Job >>
Make an exact copy of the entries, and keep any pictures out of it.

Data shown >>
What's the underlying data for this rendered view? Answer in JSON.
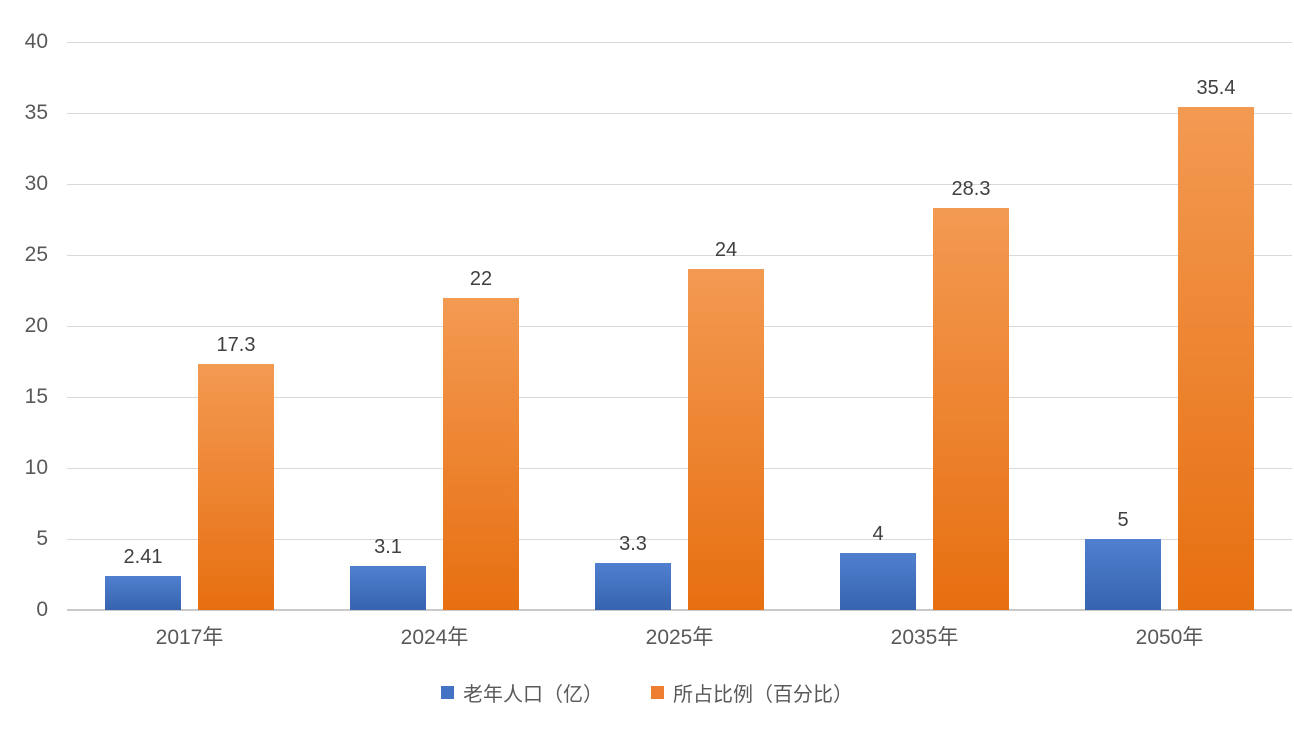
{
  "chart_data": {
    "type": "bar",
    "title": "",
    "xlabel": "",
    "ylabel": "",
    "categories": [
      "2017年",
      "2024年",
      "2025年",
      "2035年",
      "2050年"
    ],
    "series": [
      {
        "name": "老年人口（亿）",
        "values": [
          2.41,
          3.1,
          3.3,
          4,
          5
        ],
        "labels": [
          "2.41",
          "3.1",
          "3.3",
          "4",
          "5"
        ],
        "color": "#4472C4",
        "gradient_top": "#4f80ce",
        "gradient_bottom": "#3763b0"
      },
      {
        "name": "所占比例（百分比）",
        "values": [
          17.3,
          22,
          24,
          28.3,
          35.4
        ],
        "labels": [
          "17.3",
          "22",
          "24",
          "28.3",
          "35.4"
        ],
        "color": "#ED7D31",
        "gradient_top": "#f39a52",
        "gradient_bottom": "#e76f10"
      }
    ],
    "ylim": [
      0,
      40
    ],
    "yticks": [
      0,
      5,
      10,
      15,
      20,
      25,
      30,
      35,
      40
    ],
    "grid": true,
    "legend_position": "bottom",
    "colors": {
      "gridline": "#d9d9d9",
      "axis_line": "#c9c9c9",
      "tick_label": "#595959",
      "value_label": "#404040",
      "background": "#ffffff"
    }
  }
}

Reply to the task >>
What's the underlying data for this rendered view? Answer in JSON.
{
  "chart_data": {
    "type": "bar",
    "title": "",
    "xlabel": "",
    "ylabel": "",
    "categories": [
      "2017年",
      "2024年",
      "2025年",
      "2035年",
      "2050年"
    ],
    "series": [
      {
        "name": "老年人口（亿）",
        "values": [
          2.41,
          3.1,
          3.3,
          4,
          5
        ],
        "labels": [
          "2.41",
          "3.1",
          "3.3",
          "4",
          "5"
        ],
        "color": "#4472C4",
        "gradient_top": "#4f80ce",
        "gradient_bottom": "#3763b0"
      },
      {
        "name": "所占比例（百分比）",
        "values": [
          17.3,
          22,
          24,
          28.3,
          35.4
        ],
        "labels": [
          "17.3",
          "22",
          "24",
          "28.3",
          "35.4"
        ],
        "color": "#ED7D31",
        "gradient_top": "#f39a52",
        "gradient_bottom": "#e76f10"
      }
    ],
    "ylim": [
      0,
      40
    ],
    "yticks": [
      0,
      5,
      10,
      15,
      20,
      25,
      30,
      35,
      40
    ],
    "grid": true,
    "legend_position": "bottom",
    "colors": {
      "gridline": "#d9d9d9",
      "axis_line": "#c9c9c9",
      "tick_label": "#595959",
      "value_label": "#404040",
      "background": "#ffffff"
    }
  }
}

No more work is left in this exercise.